▶ What to produce:
Would you count how many lines of the material below hold the string "text"? Give only the number.
== Material provided ==
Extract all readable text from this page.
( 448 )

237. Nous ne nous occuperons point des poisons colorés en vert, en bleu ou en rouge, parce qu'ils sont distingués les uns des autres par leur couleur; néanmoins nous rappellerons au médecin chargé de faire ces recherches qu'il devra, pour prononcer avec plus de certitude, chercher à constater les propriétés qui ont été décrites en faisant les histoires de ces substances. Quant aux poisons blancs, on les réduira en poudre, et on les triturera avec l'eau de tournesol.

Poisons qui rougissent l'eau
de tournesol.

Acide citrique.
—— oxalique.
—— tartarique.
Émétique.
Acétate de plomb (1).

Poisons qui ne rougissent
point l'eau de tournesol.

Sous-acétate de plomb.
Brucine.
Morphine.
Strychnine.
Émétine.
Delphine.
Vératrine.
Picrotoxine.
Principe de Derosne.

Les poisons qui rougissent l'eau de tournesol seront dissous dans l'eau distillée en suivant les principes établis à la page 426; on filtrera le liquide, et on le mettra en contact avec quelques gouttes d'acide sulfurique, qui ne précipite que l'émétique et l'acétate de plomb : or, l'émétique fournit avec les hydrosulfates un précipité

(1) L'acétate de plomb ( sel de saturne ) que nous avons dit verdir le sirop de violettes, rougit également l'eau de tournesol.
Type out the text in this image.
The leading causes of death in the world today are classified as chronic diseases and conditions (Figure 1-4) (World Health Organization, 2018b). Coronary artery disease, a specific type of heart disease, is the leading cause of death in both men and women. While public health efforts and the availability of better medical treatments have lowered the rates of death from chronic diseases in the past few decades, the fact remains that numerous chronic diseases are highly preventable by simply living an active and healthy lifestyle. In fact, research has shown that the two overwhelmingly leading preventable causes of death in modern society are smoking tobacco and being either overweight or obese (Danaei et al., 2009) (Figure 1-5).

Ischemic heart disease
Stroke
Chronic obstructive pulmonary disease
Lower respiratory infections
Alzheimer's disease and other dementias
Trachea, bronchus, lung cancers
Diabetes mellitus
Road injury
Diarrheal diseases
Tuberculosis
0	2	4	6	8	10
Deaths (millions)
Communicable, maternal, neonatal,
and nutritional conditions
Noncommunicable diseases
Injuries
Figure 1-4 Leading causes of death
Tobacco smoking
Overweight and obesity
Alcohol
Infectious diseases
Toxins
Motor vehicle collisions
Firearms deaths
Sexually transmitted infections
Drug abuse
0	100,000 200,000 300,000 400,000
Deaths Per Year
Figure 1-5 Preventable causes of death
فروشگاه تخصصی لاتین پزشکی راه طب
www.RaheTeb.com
===
▶ Exercise answer:
2